[Stored data entries]
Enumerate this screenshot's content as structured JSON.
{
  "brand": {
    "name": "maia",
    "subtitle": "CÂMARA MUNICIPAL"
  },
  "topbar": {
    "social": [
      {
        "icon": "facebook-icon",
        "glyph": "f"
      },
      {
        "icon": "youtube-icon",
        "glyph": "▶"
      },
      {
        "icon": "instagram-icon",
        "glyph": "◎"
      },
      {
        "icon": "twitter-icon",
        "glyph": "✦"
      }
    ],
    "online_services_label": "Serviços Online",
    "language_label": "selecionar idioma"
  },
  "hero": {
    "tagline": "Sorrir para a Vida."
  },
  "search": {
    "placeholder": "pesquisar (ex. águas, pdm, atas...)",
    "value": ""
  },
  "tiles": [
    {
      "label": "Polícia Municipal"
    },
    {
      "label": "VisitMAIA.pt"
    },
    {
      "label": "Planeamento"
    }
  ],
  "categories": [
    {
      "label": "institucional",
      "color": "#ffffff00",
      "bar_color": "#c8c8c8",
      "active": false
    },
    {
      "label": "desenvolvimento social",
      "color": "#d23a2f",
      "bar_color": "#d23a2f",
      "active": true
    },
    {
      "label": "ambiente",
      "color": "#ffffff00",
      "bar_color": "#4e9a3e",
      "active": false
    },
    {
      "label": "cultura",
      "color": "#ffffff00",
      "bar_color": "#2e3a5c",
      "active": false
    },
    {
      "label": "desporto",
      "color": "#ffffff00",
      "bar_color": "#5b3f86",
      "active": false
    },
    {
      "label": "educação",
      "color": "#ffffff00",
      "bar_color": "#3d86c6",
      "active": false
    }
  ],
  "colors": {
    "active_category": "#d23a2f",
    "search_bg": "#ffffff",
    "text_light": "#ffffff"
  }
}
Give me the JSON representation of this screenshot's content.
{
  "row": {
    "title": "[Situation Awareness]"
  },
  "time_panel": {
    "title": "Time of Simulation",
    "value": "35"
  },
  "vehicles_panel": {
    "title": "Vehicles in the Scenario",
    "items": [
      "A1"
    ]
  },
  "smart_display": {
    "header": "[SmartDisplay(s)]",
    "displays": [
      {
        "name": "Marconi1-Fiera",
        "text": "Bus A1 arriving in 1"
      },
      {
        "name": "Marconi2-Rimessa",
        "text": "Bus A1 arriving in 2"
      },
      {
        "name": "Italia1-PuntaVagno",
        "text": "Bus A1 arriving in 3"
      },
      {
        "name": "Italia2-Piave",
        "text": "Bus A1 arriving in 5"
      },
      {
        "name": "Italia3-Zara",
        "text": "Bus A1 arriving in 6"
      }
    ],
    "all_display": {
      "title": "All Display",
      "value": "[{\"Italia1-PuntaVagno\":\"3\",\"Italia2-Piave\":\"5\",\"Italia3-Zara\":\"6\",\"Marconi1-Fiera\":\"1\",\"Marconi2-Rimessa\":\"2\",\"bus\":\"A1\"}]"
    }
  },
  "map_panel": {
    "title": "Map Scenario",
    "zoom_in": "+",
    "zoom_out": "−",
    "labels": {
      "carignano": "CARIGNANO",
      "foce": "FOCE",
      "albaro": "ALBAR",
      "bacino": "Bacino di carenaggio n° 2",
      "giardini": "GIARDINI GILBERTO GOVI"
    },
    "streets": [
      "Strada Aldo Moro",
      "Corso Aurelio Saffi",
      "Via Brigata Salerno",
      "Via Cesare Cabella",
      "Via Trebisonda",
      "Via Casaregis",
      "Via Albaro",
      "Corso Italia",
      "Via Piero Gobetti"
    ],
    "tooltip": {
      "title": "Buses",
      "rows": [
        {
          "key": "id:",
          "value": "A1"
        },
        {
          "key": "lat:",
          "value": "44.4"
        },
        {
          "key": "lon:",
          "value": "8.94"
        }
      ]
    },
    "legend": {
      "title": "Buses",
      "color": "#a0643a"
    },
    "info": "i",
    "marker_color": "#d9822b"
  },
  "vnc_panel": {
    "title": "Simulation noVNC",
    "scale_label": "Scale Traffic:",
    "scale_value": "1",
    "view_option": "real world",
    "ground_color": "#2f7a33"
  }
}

__Task to complete__. Output every record above exactly as it appears.

__Answer to the problem__.
Enumerate this screenshot's content as structured JSON.
{
  "brand": {
    "name": "maia",
    "subtitle": "CÂMARA MUNICIPAL"
  },
  "topbar": {
    "social": [
      {
        "icon": "facebook-icon",
        "glyph": "f"
      },
      {
        "icon": "youtube-icon",
        "glyph": "▶"
      },
      {
        "icon": "instagram-icon",
        "glyph": "◎"
      },
      {
        "icon": "twitter-icon",
        "glyph": "✦"
      }
    ],
    "online_services_label": "Serviços Online",
    "language_label": "selecionar idioma"
  },
  "hero": {
    "tagline": "Sorrir para a Vida."
  },
  "search": {
    "placeholder": "pesquisar (ex. águas, pdm, atas...)",
    "value": ""
  },
  "tiles": [
    {
      "label": "Polícia Municipal"
    },
    {
      "label": "VisitMAIA.pt"
    },
    {
      "label": "Planeamento"
    }
  ],
  "categories": [
    {
      "label": "institucional",
      "color": "#ffffff00",
      "bar_color": "#c8c8c8",
      "active": false
    },
    {
      "label": "desenvolvimento social",
      "color": "#d23a2f",
      "bar_color": "#d23a2f",
      "active": true
    },
    {
      "label": "ambiente",
      "color": "#ffffff00",
      "bar_color": "#4e9a3e",
      "active": false
    },
    {
      "label": "cultura",
      "color": "#ffffff00",
      "bar_color": "#2e3a5c",
      "active": false
    },
    {
      "label": "desporto",
      "color": "#ffffff00",
      "bar_color": "#5b3f86",
      "active": false
    },
    {
      "label": "educação",
      "color": "#ffffff00",
      "bar_color": "#3d86c6",
      "active": false
    }
  ],
  "colors": {
    "active_category": "#d23a2f",
    "search_bg": "#ffffff",
    "text_light": "#ffffff"
  }
}
Give me the JSON representation of this screenshot's content.
{
  "row": {
    "title": "[Situation Awareness]"
  },
  "time_panel": {
    "title": "Time of Simulation",
    "value": "35"
  },
  "vehicles_panel": {
    "title": "Vehicles in the Scenario",
    "items": [
      "A1"
    ]
  },
  "smart_display": {
    "header": "[SmartDisplay(s)]",
    "displays": [
      {
        "name": "Marconi1-Fiera",
        "text": "Bus A1 arriving in 1"
      },
      {
        "name": "Marconi2-Rimessa",
        "text": "Bus A1 arriving in 2"
      },
      {
        "name": "Italia1-PuntaVagno",
        "text": "Bus A1 arriving in 3"
      },
      {
        "name": "Italia2-Piave",
        "text": "Bus A1 arriving in 5"
      },
      {
        "name": "Italia3-Zara",
        "text": "Bus A1 arriving in 6"
      }
    ],
    "all_display": {
      "title": "All Display",
      "value": "[{\"Italia1-PuntaVagno\":\"3\",\"Italia2-Piave\":\"5\",\"Italia3-Zara\":\"6\",\"Marconi1-Fiera\":\"1\",\"Marconi2-Rimessa\":\"2\",\"bus\":\"A1\"}]"
    }
  },
  "map_panel": {
    "title": "Map Scenario",
    "zoom_in": "+",
    "zoom_out": "−",
    "labels": {
      "carignano": "CARIGNANO",
      "foce": "FOCE",
      "albaro": "ALBAR",
      "bacino": "Bacino di carenaggio n° 2",
      "giardini": "GIARDINI GILBERTO GOVI"
    },
    "streets": [
      "Strada Aldo Moro",
      "Corso Aurelio Saffi",
      "Via Brigata Salerno",
      "Via Cesare Cabella",
      "Via Trebisonda",
      "Via Casaregis",
      "Via Albaro",
      "Corso Italia",
      "Via Piero Gobetti"
    ],
    "tooltip": {
      "title": "Buses",
      "rows": [
        {
          "key": "id:",
          "value": "A1"
        },
        {
          "key": "lat:",
          "value": "44.4"
        },
        {
          "key": "lon:",
          "value": "8.94"
        }
      ]
    },
    "legend": {
      "title": "Buses",
      "color": "#a0643a"
    },
    "info": "i",
    "marker_color": "#d9822b"
  },
  "vnc_panel": {
    "title": "Simulation noVNC",
    "scale_label": "Scale Traffic:",
    "scale_value": "1",
    "view_option": "real world",
    "ground_color": "#2f7a33"
  }
}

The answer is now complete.